Records contained in a dataset:
......

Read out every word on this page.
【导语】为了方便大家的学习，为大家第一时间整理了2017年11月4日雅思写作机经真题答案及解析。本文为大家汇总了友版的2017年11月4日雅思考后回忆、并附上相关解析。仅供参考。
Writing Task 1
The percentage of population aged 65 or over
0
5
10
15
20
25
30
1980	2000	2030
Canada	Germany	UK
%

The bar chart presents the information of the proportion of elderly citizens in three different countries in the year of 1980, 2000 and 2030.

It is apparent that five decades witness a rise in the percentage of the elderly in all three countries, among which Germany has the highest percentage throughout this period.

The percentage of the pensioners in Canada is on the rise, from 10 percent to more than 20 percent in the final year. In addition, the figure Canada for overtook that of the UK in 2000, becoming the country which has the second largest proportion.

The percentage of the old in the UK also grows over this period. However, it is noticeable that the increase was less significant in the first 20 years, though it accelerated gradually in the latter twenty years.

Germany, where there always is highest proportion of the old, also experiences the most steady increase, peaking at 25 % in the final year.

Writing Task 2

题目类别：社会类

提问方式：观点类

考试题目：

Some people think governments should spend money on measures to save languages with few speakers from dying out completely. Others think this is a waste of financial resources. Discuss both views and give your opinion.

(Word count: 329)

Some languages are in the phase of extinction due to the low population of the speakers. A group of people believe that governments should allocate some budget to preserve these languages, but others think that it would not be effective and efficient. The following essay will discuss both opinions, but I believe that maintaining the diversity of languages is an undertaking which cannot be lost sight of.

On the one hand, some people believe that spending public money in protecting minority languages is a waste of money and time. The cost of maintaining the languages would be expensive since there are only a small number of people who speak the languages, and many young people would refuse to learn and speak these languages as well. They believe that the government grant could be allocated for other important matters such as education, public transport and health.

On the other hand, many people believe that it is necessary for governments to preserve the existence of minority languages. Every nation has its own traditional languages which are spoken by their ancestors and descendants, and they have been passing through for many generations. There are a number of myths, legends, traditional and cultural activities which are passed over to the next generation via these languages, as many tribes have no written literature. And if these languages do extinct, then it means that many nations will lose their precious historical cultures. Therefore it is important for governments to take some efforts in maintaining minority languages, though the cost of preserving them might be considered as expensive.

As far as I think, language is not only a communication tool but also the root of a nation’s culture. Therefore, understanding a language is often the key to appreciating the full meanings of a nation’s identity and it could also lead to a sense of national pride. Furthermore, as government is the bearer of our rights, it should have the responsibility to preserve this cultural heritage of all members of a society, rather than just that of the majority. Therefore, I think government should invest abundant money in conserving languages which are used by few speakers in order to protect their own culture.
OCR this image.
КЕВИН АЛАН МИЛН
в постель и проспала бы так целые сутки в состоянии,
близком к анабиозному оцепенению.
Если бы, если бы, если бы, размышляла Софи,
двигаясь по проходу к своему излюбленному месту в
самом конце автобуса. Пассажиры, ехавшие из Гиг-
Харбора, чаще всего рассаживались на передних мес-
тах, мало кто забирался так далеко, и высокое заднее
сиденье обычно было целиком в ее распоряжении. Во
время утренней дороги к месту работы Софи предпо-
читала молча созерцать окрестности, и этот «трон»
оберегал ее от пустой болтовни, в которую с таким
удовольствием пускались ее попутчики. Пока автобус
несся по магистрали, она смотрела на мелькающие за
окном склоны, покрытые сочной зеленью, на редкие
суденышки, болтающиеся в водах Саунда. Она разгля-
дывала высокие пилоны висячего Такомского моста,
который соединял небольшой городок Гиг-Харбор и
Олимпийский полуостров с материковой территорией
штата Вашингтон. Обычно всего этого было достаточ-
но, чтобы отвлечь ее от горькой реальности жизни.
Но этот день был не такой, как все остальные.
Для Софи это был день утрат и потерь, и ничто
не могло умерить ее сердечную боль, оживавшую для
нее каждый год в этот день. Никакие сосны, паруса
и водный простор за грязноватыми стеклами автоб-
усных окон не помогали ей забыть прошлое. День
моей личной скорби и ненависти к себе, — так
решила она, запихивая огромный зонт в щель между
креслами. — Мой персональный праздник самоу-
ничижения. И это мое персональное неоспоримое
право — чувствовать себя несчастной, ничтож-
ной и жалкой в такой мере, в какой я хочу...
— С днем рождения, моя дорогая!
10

......

DIRECTIONS |
Using the listing above, pull out all lines that hold the word "final".

THE SOLUTION |
The percentage of the pensioners in Canada is on the rise, from 10 percent to more than 20 percent in the final year. In addition, the figure Canada for overtook that of the UK in 2000, becoming the country which has the second largest proportion.
Germany, where there always is highest proportion of the old, also experiences the most steady increase, peaking at 25 % in the final year.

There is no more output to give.